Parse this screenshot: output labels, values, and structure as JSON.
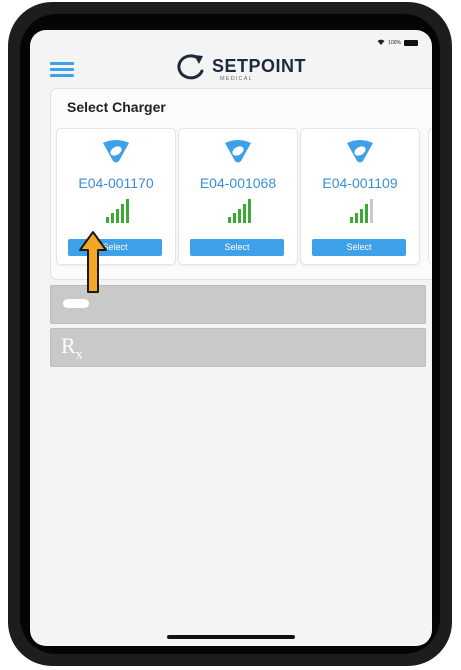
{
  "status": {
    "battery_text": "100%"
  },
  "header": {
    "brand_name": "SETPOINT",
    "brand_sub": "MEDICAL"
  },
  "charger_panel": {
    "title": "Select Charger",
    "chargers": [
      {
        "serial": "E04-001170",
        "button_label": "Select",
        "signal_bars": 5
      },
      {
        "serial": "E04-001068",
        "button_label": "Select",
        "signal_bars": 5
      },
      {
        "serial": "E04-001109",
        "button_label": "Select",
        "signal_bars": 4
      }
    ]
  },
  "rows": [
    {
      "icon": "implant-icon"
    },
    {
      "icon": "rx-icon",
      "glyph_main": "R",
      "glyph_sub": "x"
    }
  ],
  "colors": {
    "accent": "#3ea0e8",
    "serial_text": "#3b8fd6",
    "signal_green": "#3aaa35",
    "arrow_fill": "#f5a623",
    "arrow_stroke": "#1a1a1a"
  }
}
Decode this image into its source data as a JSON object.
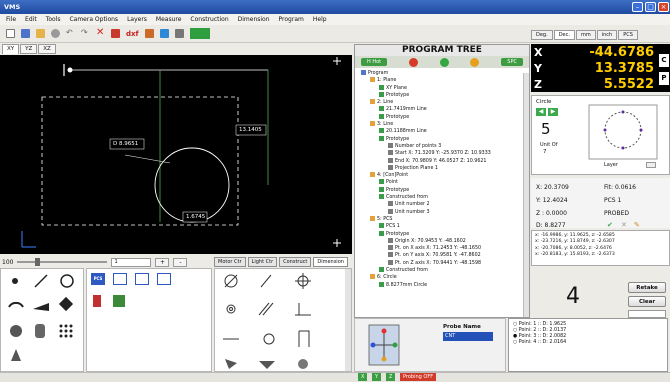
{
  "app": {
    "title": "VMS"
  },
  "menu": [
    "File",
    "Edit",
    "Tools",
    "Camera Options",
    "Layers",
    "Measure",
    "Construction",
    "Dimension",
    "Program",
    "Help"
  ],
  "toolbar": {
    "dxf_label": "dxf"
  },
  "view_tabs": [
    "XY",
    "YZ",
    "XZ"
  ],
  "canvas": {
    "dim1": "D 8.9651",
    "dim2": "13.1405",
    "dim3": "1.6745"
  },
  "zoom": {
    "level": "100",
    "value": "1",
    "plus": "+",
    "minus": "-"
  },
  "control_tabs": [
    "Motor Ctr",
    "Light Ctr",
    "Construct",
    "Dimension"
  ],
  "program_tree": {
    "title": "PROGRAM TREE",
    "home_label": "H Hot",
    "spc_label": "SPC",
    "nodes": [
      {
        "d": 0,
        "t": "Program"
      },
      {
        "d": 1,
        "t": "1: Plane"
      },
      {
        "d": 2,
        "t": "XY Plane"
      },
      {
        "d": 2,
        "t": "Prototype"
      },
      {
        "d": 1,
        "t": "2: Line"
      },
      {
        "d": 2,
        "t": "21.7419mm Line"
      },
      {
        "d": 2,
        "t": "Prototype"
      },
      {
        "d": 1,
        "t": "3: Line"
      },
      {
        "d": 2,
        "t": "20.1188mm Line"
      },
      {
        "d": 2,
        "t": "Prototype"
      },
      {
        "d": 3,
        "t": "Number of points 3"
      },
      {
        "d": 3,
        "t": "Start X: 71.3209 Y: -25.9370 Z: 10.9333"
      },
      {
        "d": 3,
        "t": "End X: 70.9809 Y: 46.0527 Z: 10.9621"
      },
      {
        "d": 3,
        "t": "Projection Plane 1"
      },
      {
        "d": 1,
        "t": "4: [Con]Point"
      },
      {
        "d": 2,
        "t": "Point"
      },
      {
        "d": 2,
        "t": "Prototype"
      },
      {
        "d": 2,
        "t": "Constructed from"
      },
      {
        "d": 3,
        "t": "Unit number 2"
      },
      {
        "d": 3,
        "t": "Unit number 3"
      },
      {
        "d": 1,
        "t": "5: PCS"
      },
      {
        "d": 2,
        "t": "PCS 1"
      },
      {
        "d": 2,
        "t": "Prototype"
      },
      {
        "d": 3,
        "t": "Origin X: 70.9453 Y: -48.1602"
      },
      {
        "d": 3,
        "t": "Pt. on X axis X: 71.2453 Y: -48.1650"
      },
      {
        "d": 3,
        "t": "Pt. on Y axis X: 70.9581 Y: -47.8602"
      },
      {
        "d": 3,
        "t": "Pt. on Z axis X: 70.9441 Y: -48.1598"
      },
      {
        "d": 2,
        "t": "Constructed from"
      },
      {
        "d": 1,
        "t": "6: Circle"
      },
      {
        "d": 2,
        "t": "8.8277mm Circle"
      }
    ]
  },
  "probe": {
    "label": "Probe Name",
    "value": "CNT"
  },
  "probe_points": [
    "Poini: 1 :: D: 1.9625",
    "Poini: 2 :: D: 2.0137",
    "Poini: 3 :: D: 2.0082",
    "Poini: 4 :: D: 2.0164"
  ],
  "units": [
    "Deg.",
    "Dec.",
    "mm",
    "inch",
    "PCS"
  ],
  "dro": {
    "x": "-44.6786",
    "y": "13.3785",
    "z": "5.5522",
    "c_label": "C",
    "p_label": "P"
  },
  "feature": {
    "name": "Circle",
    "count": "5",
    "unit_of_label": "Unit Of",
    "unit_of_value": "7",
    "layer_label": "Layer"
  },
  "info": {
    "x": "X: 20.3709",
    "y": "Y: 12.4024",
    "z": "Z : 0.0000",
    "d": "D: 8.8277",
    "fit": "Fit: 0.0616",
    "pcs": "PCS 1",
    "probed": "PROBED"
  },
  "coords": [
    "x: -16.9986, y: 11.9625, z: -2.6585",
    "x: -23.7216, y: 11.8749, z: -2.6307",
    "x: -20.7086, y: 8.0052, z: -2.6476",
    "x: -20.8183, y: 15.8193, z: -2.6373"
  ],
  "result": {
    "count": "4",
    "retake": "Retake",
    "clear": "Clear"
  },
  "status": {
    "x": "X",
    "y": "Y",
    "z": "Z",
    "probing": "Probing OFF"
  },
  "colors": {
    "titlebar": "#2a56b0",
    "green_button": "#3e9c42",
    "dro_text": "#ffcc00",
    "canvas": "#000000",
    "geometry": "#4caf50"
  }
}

========================================================================

What this task involves: Without including any picture, repeat the data exactly.

Output for this exercise:
Parse this screenshot: output labels, values, and structure as JSON.
{
  "status": {
    "battery_text": "100%"
  },
  "header": {
    "brand_name": "SETPOINT",
    "brand_sub": "MEDICAL"
  },
  "charger_panel": {
    "title": "Select Charger",
    "chargers": [
      {
        "serial": "E04-001170",
        "button_label": "Select",
        "signal_bars": 5
      },
      {
        "serial": "E04-001068",
        "button_label": "Select",
        "signal_bars": 5
      },
      {
        "serial": "E04-001109",
        "button_label": "Select",
        "signal_bars": 4
      }
    ]
  },
  "rows": [
    {
      "icon": "implant-icon"
    },
    {
      "icon": "rx-icon",
      "glyph_main": "R",
      "glyph_sub": "x"
    }
  ],
  "colors": {
    "accent": "#3ea0e8",
    "serial_text": "#3b8fd6",
    "signal_green": "#3aaa35",
    "arrow_fill": "#f5a623",
    "arrow_stroke": "#1a1a1a"
  }
}
Decode this image into its source data as a JSON object.
{
  "app": {
    "title": "VMS"
  },
  "menu": [
    "File",
    "Edit",
    "Tools",
    "Camera Options",
    "Layers",
    "Measure",
    "Construction",
    "Dimension",
    "Program",
    "Help"
  ],
  "toolbar": {
    "dxf_label": "dxf"
  },
  "view_tabs": [
    "XY",
    "YZ",
    "XZ"
  ],
  "canvas": {
    "dim1": "D 8.9651",
    "dim2": "13.1405",
    "dim3": "1.6745"
  },
  "zoom": {
    "level": "100",
    "value": "1",
    "plus": "+",
    "minus": "-"
  },
  "control_tabs": [
    "Motor Ctr",
    "Light Ctr",
    "Construct",
    "Dimension"
  ],
  "program_tree": {
    "title": "PROGRAM TREE",
    "home_label": "H Hot",
    "spc_label": "SPC",
    "nodes": [
      {
        "d": 0,
        "t": "Program"
      },
      {
        "d": 1,
        "t": "1: Plane"
      },
      {
        "d": 2,
        "t": "XY Plane"
      },
      {
        "d": 2,
        "t": "Prototype"
      },
      {
        "d": 1,
        "t": "2: Line"
      },
      {
        "d": 2,
        "t": "21.7419mm Line"
      },
      {
        "d": 2,
        "t": "Prototype"
      },
      {
        "d": 1,
        "t": "3: Line"
      },
      {
        "d": 2,
        "t": "20.1188mm Line"
      },
      {
        "d": 2,
        "t": "Prototype"
      },
      {
        "d": 3,
        "t": "Number of points 3"
      },
      {
        "d": 3,
        "t": "Start X: 71.3209 Y: -25.9370 Z: 10.9333"
      },
      {
        "d": 3,
        "t": "End X: 70.9809 Y: 46.0527 Z: 10.9621"
      },
      {
        "d": 3,
        "t": "Projection Plane 1"
      },
      {
        "d": 1,
        "t": "4: [Con]Point"
      },
      {
        "d": 2,
        "t": "Point"
      },
      {
        "d": 2,
        "t": "Prototype"
      },
      {
        "d": 2,
        "t": "Constructed from"
      },
      {
        "d": 3,
        "t": "Unit number 2"
      },
      {
        "d": 3,
        "t": "Unit number 3"
      },
      {
        "d": 1,
        "t": "5: PCS"
      },
      {
        "d": 2,
        "t": "PCS 1"
      },
      {
        "d": 2,
        "t": "Prototype"
      },
      {
        "d": 3,
        "t": "Origin X: 70.9453 Y: -48.1602"
      },
      {
        "d": 3,
        "t": "Pt. on X axis X: 71.2453 Y: -48.1650"
      },
      {
        "d": 3,
        "t": "Pt. on Y axis X: 70.9581 Y: -47.8602"
      },
      {
        "d": 3,
        "t": "Pt. on Z axis X: 70.9441 Y: -48.1598"
      },
      {
        "d": 2,
        "t": "Constructed from"
      },
      {
        "d": 1,
        "t": "6: Circle"
      },
      {
        "d": 2,
        "t": "8.8277mm Circle"
      }
    ]
  },
  "probe": {
    "label": "Probe Name",
    "value": "CNT"
  },
  "probe_points": [
    "Poini: 1 :: D: 1.9625",
    "Poini: 2 :: D: 2.0137",
    "Poini: 3 :: D: 2.0082",
    "Poini: 4 :: D: 2.0164"
  ],
  "units": [
    "Deg.",
    "Dec.",
    "mm",
    "inch",
    "PCS"
  ],
  "dro": {
    "x": "-44.6786",
    "y": "13.3785",
    "z": "5.5522",
    "c_label": "C",
    "p_label": "P"
  },
  "feature": {
    "name": "Circle",
    "count": "5",
    "unit_of_label": "Unit Of",
    "unit_of_value": "7",
    "layer_label": "Layer"
  },
  "info": {
    "x": "X: 20.3709",
    "y": "Y: 12.4024",
    "z": "Z : 0.0000",
    "d": "D: 8.8277",
    "fit": "Fit: 0.0616",
    "pcs": "PCS 1",
    "probed": "PROBED"
  },
  "coords": [
    "x: -16.9986, y: 11.9625, z: -2.6585",
    "x: -23.7216, y: 11.8749, z: -2.6307",
    "x: -20.7086, y: 8.0052, z: -2.6476",
    "x: -20.8183, y: 15.8193, z: -2.6373"
  ],
  "result": {
    "count": "4",
    "retake": "Retake",
    "clear": "Clear"
  },
  "status": {
    "x": "X",
    "y": "Y",
    "z": "Z",
    "probing": "Probing OFF"
  },
  "colors": {
    "titlebar": "#2a56b0",
    "green_button": "#3e9c42",
    "dro_text": "#ffcc00",
    "canvas": "#000000",
    "geometry": "#4caf50"
  }
}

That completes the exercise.